━━━ MATERIAL FOR THE TASK ━━━

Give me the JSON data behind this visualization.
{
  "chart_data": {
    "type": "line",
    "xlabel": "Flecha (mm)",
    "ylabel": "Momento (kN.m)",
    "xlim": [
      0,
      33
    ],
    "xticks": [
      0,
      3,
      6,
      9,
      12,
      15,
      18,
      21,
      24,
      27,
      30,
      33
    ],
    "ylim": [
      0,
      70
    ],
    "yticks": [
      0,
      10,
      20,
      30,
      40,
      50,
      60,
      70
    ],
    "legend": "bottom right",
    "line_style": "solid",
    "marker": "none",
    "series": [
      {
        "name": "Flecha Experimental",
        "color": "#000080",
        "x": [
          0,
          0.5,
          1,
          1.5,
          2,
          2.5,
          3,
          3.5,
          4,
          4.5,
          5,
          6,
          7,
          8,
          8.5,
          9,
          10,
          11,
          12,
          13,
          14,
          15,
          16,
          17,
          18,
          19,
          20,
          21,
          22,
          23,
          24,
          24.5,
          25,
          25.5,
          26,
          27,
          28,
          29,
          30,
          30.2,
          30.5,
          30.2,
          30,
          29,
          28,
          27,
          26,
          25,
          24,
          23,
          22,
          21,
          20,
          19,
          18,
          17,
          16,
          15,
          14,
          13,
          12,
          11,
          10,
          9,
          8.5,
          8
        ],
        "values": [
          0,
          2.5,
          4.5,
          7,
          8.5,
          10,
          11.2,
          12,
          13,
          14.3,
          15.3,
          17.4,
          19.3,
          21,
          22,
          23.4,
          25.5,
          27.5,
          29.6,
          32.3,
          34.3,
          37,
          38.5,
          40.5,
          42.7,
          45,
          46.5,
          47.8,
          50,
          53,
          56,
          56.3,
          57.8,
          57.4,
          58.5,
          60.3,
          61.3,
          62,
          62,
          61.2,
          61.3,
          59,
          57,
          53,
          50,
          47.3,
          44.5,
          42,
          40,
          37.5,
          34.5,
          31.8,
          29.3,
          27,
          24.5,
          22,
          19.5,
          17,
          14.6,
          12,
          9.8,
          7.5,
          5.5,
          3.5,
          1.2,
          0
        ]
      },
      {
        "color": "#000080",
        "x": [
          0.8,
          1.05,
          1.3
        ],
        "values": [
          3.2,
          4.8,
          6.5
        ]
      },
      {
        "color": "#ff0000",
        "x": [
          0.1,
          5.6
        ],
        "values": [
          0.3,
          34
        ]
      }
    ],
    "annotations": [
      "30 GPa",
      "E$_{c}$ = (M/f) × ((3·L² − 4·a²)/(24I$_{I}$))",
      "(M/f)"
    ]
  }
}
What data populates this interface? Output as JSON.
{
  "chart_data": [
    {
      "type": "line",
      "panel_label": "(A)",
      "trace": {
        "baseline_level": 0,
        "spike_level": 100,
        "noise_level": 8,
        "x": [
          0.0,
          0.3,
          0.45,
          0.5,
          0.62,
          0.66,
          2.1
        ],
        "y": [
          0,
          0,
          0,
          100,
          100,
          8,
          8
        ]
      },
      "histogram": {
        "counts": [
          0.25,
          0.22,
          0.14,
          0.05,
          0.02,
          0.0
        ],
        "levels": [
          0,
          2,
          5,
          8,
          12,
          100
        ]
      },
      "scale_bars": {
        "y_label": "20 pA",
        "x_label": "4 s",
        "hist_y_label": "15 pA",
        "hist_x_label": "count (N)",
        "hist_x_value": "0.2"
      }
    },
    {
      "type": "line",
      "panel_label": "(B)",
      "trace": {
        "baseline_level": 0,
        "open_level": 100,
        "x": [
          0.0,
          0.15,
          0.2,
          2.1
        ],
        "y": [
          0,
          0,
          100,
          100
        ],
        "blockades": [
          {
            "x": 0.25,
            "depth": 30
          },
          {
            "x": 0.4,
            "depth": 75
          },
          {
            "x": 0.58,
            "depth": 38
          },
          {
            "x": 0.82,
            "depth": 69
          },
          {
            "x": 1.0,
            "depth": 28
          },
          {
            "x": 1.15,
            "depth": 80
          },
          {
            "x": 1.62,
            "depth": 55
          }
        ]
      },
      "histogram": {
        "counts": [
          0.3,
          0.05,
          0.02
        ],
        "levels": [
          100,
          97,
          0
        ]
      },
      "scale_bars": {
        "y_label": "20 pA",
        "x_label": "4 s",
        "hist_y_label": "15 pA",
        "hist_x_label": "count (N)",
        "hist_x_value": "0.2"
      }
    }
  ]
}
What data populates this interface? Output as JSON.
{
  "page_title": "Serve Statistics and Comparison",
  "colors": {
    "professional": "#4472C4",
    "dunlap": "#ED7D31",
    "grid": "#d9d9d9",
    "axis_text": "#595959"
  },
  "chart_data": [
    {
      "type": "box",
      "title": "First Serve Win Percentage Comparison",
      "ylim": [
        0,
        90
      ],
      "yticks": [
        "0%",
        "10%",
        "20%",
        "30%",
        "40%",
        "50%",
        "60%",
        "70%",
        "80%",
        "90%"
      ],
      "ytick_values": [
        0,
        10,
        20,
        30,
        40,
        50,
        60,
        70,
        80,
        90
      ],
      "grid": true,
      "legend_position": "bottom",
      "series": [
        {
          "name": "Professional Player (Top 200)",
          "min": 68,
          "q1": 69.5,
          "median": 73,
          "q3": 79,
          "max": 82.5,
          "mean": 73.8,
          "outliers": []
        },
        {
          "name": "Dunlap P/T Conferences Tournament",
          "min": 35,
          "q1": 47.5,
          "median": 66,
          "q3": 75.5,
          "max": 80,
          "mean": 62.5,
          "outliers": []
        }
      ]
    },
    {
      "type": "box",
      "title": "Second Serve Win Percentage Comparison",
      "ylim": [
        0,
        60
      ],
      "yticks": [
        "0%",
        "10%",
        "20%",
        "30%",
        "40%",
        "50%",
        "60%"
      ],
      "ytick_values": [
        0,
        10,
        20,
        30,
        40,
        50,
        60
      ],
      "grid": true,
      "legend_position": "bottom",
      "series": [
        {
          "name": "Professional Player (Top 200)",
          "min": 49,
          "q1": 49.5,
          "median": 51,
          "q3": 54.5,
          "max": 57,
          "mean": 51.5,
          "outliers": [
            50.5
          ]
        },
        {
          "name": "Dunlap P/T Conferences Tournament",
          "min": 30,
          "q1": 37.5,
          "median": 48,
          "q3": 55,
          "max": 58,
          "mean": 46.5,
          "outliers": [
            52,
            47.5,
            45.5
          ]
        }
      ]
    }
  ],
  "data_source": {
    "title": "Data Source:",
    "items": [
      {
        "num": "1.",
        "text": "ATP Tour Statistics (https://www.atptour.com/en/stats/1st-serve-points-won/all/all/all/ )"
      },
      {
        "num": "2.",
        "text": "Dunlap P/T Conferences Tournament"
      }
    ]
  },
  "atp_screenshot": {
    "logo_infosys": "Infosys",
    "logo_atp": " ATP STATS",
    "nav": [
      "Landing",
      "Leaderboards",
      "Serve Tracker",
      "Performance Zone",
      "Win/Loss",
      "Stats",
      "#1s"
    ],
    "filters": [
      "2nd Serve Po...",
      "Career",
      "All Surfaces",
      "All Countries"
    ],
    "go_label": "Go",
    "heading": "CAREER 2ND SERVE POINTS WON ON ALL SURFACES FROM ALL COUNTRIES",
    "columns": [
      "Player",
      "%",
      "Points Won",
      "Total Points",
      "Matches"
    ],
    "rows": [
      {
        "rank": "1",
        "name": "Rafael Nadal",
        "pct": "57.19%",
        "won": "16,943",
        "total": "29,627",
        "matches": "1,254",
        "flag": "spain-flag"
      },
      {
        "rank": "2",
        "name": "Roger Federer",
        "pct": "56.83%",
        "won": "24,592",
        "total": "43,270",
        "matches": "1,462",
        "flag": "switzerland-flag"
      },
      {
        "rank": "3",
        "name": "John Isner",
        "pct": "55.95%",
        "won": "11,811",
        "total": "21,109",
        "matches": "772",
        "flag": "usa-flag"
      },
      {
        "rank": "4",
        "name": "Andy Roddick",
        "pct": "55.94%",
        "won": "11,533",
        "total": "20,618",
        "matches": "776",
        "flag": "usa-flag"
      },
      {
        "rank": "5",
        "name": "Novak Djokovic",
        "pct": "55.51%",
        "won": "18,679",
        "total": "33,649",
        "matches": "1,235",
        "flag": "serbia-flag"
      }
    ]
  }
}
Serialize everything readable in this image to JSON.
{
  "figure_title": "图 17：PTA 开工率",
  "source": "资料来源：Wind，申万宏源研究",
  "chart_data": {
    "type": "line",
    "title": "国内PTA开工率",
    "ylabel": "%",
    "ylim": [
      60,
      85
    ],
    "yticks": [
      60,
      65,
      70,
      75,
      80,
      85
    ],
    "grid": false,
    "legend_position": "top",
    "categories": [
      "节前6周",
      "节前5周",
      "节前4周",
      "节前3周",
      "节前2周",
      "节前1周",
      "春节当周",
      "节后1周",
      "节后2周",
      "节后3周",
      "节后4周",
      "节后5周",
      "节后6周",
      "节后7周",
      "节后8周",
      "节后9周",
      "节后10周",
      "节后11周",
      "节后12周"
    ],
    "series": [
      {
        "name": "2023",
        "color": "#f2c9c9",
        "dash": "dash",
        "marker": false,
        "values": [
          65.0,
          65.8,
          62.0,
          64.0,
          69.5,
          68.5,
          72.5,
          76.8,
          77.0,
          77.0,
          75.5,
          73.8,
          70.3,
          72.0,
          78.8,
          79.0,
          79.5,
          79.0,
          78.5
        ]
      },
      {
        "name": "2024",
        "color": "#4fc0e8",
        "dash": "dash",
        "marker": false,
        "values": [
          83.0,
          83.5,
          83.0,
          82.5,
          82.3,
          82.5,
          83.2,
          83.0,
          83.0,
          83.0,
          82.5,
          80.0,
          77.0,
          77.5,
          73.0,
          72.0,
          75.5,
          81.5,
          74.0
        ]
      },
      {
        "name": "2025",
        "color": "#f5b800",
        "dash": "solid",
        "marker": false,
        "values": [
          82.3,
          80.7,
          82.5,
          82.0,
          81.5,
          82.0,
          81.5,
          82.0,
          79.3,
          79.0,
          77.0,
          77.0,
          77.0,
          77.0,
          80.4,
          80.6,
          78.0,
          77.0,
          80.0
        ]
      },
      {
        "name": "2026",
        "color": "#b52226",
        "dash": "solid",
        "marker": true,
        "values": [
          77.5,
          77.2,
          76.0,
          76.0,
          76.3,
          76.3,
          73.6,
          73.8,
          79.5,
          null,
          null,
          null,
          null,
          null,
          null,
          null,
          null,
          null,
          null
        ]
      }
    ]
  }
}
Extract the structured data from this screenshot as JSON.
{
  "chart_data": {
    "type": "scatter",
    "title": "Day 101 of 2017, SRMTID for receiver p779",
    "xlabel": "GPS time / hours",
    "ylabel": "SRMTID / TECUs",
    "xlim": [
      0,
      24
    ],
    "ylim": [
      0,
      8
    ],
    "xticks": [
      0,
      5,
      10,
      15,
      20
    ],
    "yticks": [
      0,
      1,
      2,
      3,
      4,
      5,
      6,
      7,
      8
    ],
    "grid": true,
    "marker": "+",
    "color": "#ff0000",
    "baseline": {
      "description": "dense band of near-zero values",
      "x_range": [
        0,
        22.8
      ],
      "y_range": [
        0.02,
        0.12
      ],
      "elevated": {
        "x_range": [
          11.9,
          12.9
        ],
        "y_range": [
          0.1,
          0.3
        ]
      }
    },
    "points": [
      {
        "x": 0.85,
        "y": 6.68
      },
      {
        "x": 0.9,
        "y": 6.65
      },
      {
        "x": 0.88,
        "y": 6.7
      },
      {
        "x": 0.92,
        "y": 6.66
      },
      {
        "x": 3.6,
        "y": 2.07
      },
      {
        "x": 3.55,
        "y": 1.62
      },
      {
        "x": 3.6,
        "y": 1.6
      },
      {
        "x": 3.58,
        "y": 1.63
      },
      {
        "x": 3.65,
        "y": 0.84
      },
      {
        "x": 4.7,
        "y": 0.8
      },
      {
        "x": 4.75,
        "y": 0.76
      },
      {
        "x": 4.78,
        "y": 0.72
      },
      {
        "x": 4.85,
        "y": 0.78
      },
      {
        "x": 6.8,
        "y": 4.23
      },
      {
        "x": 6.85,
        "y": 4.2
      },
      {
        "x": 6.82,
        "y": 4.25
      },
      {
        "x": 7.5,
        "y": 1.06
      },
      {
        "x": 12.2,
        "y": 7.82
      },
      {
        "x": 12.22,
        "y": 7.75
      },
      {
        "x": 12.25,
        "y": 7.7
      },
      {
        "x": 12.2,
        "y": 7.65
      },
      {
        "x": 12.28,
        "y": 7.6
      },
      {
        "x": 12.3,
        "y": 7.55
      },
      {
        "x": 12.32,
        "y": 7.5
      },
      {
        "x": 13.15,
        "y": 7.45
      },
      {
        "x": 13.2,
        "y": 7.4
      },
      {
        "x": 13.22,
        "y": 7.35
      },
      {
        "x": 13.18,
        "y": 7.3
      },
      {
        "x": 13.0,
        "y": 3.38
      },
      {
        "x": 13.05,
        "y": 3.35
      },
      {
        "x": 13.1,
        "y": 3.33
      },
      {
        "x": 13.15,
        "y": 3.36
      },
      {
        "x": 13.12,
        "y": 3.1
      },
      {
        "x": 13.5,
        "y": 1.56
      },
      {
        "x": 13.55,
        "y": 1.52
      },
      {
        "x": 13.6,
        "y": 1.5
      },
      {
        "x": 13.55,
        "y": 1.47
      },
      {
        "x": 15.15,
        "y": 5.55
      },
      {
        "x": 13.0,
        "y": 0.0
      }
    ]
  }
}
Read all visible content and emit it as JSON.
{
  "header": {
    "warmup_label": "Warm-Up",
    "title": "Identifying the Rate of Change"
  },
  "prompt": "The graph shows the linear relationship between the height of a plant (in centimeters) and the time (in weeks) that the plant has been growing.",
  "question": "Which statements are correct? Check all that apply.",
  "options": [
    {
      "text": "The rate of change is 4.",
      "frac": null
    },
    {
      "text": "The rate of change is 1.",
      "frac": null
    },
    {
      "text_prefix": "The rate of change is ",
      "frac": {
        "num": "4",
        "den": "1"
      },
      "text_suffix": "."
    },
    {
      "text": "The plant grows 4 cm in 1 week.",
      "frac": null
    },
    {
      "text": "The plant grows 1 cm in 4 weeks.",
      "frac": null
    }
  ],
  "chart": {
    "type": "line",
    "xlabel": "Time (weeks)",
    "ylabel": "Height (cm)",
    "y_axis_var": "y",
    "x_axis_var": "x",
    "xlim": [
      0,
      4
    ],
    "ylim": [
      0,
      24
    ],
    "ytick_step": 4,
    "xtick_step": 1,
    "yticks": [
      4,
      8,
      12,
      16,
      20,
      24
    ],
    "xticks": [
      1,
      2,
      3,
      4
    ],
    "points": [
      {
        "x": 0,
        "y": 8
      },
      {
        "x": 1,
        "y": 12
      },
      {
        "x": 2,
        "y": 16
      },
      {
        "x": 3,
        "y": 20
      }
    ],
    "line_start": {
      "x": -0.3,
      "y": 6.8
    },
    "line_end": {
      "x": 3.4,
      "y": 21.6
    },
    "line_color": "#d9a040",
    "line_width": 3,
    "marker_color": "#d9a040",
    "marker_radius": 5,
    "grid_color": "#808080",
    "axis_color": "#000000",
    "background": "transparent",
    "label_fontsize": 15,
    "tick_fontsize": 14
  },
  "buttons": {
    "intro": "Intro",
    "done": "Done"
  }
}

━━━

== WORK TO DO ==
Report only the number of lines that hold the string "weeks" in this listing.

== OUTPUT ==
3